** Begin Recorded information **

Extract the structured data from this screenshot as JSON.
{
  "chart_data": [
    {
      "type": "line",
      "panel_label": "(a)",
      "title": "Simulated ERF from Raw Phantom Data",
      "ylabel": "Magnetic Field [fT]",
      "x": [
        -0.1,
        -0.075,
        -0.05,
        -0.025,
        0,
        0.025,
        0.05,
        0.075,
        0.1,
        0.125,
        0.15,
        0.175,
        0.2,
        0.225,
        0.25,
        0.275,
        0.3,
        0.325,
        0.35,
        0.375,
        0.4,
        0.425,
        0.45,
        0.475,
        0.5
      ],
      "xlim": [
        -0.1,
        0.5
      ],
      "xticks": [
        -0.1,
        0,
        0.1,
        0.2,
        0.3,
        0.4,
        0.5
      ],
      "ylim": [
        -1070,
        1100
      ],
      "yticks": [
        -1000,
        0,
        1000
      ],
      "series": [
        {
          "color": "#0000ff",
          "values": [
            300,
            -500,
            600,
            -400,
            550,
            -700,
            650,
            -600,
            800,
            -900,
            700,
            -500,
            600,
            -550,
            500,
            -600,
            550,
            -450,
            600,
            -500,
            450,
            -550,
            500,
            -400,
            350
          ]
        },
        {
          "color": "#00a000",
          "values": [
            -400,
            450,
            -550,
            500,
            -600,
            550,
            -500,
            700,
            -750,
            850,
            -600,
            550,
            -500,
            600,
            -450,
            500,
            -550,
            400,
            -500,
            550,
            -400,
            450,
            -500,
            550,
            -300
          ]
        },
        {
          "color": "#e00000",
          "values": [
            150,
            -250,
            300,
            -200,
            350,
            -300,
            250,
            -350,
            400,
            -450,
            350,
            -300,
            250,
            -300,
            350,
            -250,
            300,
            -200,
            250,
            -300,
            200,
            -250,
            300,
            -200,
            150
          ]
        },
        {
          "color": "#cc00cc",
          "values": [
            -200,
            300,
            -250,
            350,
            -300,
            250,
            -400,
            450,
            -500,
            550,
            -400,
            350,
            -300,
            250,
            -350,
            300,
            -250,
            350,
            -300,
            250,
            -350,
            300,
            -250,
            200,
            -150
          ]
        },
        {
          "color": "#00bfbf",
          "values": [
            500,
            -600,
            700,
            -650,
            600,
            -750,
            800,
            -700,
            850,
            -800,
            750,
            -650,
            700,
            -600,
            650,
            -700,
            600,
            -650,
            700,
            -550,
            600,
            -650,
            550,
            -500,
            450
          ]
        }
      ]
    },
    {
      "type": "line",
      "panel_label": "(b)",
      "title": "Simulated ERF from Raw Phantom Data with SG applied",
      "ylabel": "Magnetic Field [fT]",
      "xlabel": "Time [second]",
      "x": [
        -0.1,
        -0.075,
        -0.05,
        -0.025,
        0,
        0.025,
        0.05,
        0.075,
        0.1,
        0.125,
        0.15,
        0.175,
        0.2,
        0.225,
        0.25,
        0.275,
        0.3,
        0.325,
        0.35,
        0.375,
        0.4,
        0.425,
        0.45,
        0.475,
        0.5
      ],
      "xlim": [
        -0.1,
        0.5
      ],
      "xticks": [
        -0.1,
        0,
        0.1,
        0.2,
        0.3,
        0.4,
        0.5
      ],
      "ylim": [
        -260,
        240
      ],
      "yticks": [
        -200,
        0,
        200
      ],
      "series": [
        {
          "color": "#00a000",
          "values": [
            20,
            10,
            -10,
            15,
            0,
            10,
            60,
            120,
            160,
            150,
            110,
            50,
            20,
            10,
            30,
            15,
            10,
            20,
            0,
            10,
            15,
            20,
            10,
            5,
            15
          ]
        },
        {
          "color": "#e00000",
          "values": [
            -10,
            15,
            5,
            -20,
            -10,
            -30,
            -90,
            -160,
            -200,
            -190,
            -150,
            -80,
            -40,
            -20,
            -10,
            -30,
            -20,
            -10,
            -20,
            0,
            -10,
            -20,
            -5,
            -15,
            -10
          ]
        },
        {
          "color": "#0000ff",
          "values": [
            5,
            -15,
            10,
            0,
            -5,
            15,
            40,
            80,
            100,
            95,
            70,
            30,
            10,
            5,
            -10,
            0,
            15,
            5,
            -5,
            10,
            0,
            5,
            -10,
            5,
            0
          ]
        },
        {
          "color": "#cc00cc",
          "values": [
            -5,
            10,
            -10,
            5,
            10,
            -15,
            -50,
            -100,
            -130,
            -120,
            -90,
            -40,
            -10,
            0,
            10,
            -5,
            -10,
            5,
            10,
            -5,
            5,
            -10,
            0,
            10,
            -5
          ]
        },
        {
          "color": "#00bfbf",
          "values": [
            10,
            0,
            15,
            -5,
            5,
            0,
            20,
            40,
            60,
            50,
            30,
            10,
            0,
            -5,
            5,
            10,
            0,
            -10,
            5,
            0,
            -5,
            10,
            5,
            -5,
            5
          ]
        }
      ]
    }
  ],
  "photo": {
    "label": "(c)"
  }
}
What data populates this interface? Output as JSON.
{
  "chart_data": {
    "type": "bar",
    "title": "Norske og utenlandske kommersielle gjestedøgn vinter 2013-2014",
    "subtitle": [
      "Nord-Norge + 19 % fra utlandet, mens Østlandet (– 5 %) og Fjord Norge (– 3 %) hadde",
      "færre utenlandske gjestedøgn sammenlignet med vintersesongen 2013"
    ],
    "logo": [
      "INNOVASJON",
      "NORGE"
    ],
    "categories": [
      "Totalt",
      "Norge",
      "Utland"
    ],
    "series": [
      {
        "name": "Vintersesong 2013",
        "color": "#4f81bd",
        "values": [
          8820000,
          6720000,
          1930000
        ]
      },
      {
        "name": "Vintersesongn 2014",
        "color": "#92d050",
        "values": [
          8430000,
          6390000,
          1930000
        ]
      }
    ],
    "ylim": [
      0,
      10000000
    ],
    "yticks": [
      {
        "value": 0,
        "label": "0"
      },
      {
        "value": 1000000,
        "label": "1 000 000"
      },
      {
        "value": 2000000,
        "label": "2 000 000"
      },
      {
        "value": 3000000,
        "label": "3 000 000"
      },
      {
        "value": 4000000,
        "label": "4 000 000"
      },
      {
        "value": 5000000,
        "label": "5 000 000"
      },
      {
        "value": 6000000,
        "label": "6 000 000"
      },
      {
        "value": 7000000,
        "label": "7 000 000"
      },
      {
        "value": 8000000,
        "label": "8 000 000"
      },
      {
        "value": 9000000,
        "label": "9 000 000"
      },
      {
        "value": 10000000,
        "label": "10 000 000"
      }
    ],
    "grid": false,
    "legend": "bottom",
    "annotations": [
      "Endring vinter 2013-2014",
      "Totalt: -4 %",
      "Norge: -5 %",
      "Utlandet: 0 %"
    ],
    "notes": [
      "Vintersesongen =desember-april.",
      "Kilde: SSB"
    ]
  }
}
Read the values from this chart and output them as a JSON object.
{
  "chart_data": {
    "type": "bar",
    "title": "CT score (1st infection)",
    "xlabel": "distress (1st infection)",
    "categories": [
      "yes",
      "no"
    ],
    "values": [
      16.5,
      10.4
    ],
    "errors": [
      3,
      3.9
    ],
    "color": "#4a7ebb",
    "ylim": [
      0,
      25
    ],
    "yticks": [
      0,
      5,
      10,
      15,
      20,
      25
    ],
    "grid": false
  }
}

** End Recorded information **

▶ [The request]
Exact output of every entry is required.

▶ [Complete response]
Extract the structured data from this screenshot as JSON.
{
  "chart_data": [
    {
      "type": "line",
      "panel_label": "(a)",
      "title": "Simulated ERF from Raw Phantom Data",
      "ylabel": "Magnetic Field [fT]",
      "x": [
        -0.1,
        -0.075,
        -0.05,
        -0.025,
        0,
        0.025,
        0.05,
        0.075,
        0.1,
        0.125,
        0.15,
        0.175,
        0.2,
        0.225,
        0.25,
        0.275,
        0.3,
        0.325,
        0.35,
        0.375,
        0.4,
        0.425,
        0.45,
        0.475,
        0.5
      ],
      "xlim": [
        -0.1,
        0.5
      ],
      "xticks": [
        -0.1,
        0,
        0.1,
        0.2,
        0.3,
        0.4,
        0.5
      ],
      "ylim": [
        -1070,
        1100
      ],
      "yticks": [
        -1000,
        0,
        1000
      ],
      "series": [
        {
          "color": "#0000ff",
          "values": [
            300,
            -500,
            600,
            -400,
            550,
            -700,
            650,
            -600,
            800,
            -900,
            700,
            -500,
            600,
            -550,
            500,
            -600,
            550,
            -450,
            600,
            -500,
            450,
            -550,
            500,
            -400,
            350
          ]
        },
        {
          "color": "#00a000",
          "values": [
            -400,
            450,
            -550,
            500,
            -600,
            550,
            -500,
            700,
            -750,
            850,
            -600,
            550,
            -500,
            600,
            -450,
            500,
            -550,
            400,
            -500,
            550,
            -400,
            450,
            -500,
            550,
            -300
          ]
        },
        {
          "color": "#e00000",
          "values": [
            150,
            -250,
            300,
            -200,
            350,
            -300,
            250,
            -350,
            400,
            -450,
            350,
            -300,
            250,
            -300,
            350,
            -250,
            300,
            -200,
            250,
            -300,
            200,
            -250,
            300,
            -200,
            150
          ]
        },
        {
          "color": "#cc00cc",
          "values": [
            -200,
            300,
            -250,
            350,
            -300,
            250,
            -400,
            450,
            -500,
            550,
            -400,
            350,
            -300,
            250,
            -350,
            300,
            -250,
            350,
            -300,
            250,
            -350,
            300,
            -250,
            200,
            -150
          ]
        },
        {
          "color": "#00bfbf",
          "values": [
            500,
            -600,
            700,
            -650,
            600,
            -750,
            800,
            -700,
            850,
            -800,
            750,
            -650,
            700,
            -600,
            650,
            -700,
            600,
            -650,
            700,
            -550,
            600,
            -650,
            550,
            -500,
            450
          ]
        }
      ]
    },
    {
      "type": "line",
      "panel_label": "(b)",
      "title": "Simulated ERF from Raw Phantom Data with SG applied",
      "ylabel": "Magnetic Field [fT]",
      "xlabel": "Time [second]",
      "x": [
        -0.1,
        -0.075,
        -0.05,
        -0.025,
        0,
        0.025,
        0.05,
        0.075,
        0.1,
        0.125,
        0.15,
        0.175,
        0.2,
        0.225,
        0.25,
        0.275,
        0.3,
        0.325,
        0.35,
        0.375,
        0.4,
        0.425,
        0.45,
        0.475,
        0.5
      ],
      "xlim": [
        -0.1,
        0.5
      ],
      "xticks": [
        -0.1,
        0,
        0.1,
        0.2,
        0.3,
        0.4,
        0.5
      ],
      "ylim": [
        -260,
        240
      ],
      "yticks": [
        -200,
        0,
        200
      ],
      "series": [
        {
          "color": "#00a000",
          "values": [
            20,
            10,
            -10,
            15,
            0,
            10,
            60,
            120,
            160,
            150,
            110,
            50,
            20,
            10,
            30,
            15,
            10,
            20,
            0,
            10,
            15,
            20,
            10,
            5,
            15
          ]
        },
        {
          "color": "#e00000",
          "values": [
            -10,
            15,
            5,
            -20,
            -10,
            -30,
            -90,
            -160,
            -200,
            -190,
            -150,
            -80,
            -40,
            -20,
            -10,
            -30,
            -20,
            -10,
            -20,
            0,
            -10,
            -20,
            -5,
            -15,
            -10
          ]
        },
        {
          "color": "#0000ff",
          "values": [
            5,
            -15,
            10,
            0,
            -5,
            15,
            40,
            80,
            100,
            95,
            70,
            30,
            10,
            5,
            -10,
            0,
            15,
            5,
            -5,
            10,
            0,
            5,
            -10,
            5,
            0
          ]
        },
        {
          "color": "#cc00cc",
          "values": [
            -5,
            10,
            -10,
            5,
            10,
            -15,
            -50,
            -100,
            -130,
            -120,
            -90,
            -40,
            -10,
            0,
            10,
            -5,
            -10,
            5,
            10,
            -5,
            5,
            -10,
            0,
            10,
            -5
          ]
        },
        {
          "color": "#00bfbf",
          "values": [
            10,
            0,
            15,
            -5,
            5,
            0,
            20,
            40,
            60,
            50,
            30,
            10,
            0,
            -5,
            5,
            10,
            0,
            -10,
            5,
            0,
            -5,
            10,
            5,
            -5,
            5
          ]
        }
      ]
    }
  ],
  "photo": {
    "label": "(c)"
  }
}
What data populates this interface? Output as JSON.
{
  "chart_data": {
    "type": "bar",
    "title": "Norske og utenlandske kommersielle gjestedøgn vinter 2013-2014",
    "subtitle": [
      "Nord-Norge + 19 % fra utlandet, mens Østlandet (– 5 %) og Fjord Norge (– 3 %) hadde",
      "færre utenlandske gjestedøgn sammenlignet med vintersesongen 2013"
    ],
    "logo": [
      "INNOVASJON",
      "NORGE"
    ],
    "categories": [
      "Totalt",
      "Norge",
      "Utland"
    ],
    "series": [
      {
        "name": "Vintersesong 2013",
        "color": "#4f81bd",
        "values": [
          8820000,
          6720000,
          1930000
        ]
      },
      {
        "name": "Vintersesongn 2014",
        "color": "#92d050",
        "values": [
          8430000,
          6390000,
          1930000
        ]
      }
    ],
    "ylim": [
      0,
      10000000
    ],
    "yticks": [
      {
        "value": 0,
        "label": "0"
      },
      {
        "value": 1000000,
        "label": "1 000 000"
      },
      {
        "value": 2000000,
        "label": "2 000 000"
      },
      {
        "value": 3000000,
        "label": "3 000 000"
      },
      {
        "value": 4000000,
        "label": "4 000 000"
      },
      {
        "value": 5000000,
        "label": "5 000 000"
      },
      {
        "value": 6000000,
        "label": "6 000 000"
      },
      {
        "value": 7000000,
        "label": "7 000 000"
      },
      {
        "value": 8000000,
        "label": "8 000 000"
      },
      {
        "value": 9000000,
        "label": "9 000 000"
      },
      {
        "value": 10000000,
        "label": "10 000 000"
      }
    ],
    "grid": false,
    "legend": "bottom",
    "annotations": [
      "Endring vinter 2013-2014",
      "Totalt: -4 %",
      "Norge: -5 %",
      "Utlandet: 0 %"
    ],
    "notes": [
      "Vintersesongen =desember-april.",
      "Kilde: SSB"
    ]
  }
}
Read the values from this chart and output them as a JSON object.
{
  "chart_data": {
    "type": "bar",
    "title": "CT score (1st infection)",
    "xlabel": "distress (1st infection)",
    "categories": [
      "yes",
      "no"
    ],
    "values": [
      16.5,
      10.4
    ],
    "errors": [
      3,
      3.9
    ],
    "color": "#4a7ebb",
    "ylim": [
      0,
      25
    ],
    "yticks": [
      0,
      5,
      10,
      15,
      20,
      25
    ],
    "grid": false
  }
}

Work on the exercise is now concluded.